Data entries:

»»

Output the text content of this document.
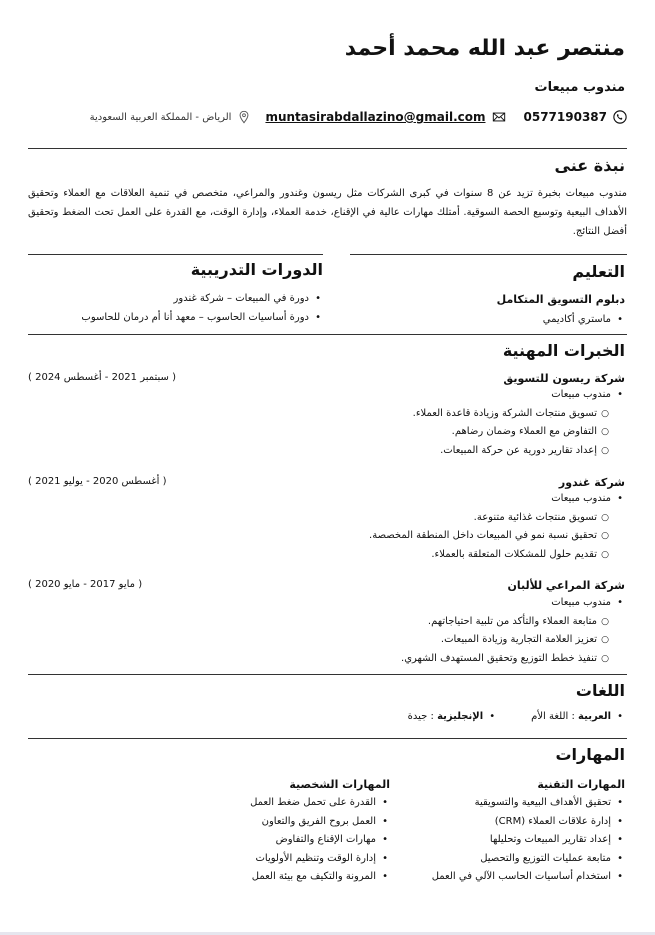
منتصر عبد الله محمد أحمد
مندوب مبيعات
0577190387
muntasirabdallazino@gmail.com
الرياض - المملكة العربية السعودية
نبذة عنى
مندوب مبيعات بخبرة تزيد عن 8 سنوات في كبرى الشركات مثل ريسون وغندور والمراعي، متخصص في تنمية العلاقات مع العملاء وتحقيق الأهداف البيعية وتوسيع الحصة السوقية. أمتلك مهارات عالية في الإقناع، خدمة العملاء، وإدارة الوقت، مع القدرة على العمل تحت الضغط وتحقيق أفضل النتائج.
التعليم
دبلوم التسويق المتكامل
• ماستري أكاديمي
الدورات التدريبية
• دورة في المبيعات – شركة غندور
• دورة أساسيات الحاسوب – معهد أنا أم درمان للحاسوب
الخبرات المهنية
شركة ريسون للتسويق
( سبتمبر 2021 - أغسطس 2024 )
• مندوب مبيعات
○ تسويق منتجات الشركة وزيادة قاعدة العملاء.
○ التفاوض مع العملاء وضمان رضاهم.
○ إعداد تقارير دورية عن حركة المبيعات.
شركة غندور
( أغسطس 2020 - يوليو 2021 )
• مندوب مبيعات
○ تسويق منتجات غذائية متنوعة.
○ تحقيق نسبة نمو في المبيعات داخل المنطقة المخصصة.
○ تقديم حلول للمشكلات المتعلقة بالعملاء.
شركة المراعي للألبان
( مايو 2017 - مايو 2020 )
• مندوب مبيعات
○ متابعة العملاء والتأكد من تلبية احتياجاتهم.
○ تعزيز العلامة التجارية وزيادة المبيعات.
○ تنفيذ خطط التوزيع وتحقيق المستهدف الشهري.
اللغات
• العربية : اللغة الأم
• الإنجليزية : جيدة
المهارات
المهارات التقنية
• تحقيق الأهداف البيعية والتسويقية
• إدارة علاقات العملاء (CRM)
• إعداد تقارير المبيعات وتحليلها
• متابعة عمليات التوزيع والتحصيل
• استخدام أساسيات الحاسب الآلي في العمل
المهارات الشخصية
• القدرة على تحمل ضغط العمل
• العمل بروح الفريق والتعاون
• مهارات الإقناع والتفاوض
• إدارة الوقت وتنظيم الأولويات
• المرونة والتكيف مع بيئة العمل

««

▶ Task goal: Tally how many lines of the data include the word "وزيادة". Write the number and nothing else.

▶ Output of the exercise: 2